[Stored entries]
Begin
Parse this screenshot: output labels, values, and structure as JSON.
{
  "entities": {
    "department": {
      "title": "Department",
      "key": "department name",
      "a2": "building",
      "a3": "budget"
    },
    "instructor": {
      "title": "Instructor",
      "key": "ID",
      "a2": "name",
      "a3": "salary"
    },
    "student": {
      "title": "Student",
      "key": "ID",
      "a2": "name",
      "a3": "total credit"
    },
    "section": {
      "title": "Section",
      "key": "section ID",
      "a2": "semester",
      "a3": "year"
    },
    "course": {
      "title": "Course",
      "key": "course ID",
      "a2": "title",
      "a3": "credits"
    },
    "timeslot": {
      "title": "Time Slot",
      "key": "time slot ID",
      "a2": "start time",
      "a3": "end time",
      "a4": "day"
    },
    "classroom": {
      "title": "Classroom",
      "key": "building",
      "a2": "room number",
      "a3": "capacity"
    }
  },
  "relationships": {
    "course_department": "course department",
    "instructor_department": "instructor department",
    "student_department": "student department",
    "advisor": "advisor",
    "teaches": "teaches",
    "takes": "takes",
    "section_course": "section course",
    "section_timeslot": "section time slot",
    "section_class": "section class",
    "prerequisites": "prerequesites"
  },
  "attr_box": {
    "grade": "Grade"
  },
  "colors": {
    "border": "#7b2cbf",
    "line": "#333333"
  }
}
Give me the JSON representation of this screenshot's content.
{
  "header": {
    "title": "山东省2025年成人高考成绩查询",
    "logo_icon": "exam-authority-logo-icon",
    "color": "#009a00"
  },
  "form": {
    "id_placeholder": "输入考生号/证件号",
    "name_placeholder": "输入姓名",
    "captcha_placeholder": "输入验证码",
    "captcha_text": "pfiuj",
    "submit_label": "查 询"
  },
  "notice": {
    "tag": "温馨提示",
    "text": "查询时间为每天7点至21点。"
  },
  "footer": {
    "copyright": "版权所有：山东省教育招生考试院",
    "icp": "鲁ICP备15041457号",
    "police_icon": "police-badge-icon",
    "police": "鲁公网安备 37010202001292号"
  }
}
End
Do this
Reproduce only the lines running from the one with "Give me the" through the final line of the listing above, both ends included.

The answer
Give me the JSON representation of this screenshot's content.
{
  "header": {
    "title": "山东省2025年成人高考成绩查询",
    "logo_icon": "exam-authority-logo-icon",
    "color": "#009a00"
  },
  "form": {
    "id_placeholder": "输入考生号/证件号",
    "name_placeholder": "输入姓名",
    "captcha_placeholder": "输入验证码",
    "captcha_text": "pfiuj",
    "submit_label": "查 询"
  },
  "notice": {
    "tag": "温馨提示",
    "text": "查询时间为每天7点至21点。"
  },
  "footer": {
    "copyright": "版权所有：山东省教育招生考试院",
    "icp": "鲁ICP备15041457号",
    "police_icon": "police-badge-icon",
    "police": "鲁公网安备 37010202001292号"
  }
}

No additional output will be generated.